## PROMPT
Copy the records below exactly, leaving out every picture.

## Extracted data entries
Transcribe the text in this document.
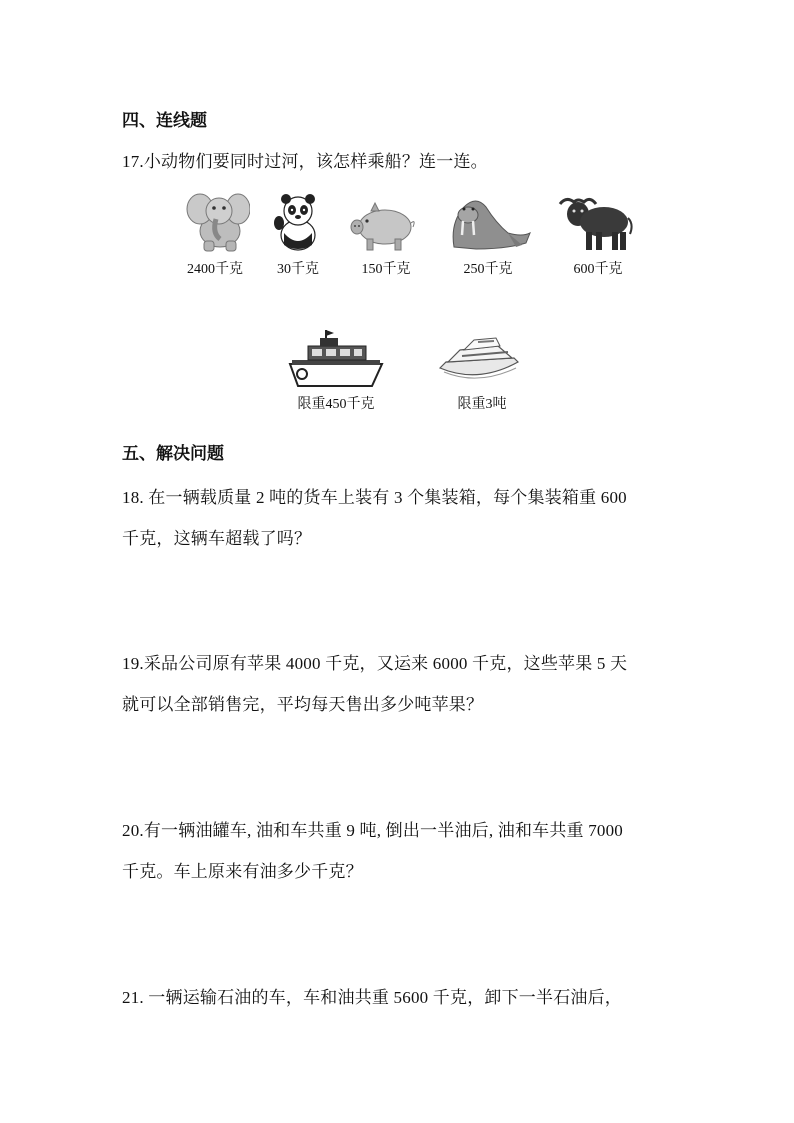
四、连线题
17.小动物们要同时过河，该怎样乘船？连一连。
2400千克	30千克	150千克	250千克	600千克
限重450千克	限重3吨
五、解决问题
18. 在一辆载质量 2 吨的货车上装有 3 个集装箱，每个集装箱重 600
千克，这辆车超载了吗？
19.采品公司原有苹果 4000 千克，又运来 6000 千克，这些苹果 5 天
就可以全部销售完，平均每天售出多少吨苹果？
20.有一辆油罐车, 油和车共重 9 吨, 倒出一半油后, 油和车共重 7000
千克。车上原来有油多少千克？
21. 一辆运输石油的车，车和油共重 5600 千克，卸下一半石油后，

## WORKED SOLUTION
Transcribe the text in this document.
四、连线题
17.小动物们要同时过河，该怎样乘船？连一连。
2400千克	30千克	150千克	250千克	600千克
限重450千克	限重3吨
五、解决问题
18. 在一辆载质量 2 吨的货车上装有 3 个集装箱，每个集装箱重 600
千克，这辆车超载了吗？
19.采品公司原有苹果 4000 千克，又运来 6000 千克，这些苹果 5 天
就可以全部销售完，平均每天售出多少吨苹果？
20.有一辆油罐车, 油和车共重 9 吨, 倒出一半油后, 油和车共重 7000
千克。车上原来有油多少千克？
21. 一辆运输石油的车，车和油共重 5600 千克，卸下一半石油后，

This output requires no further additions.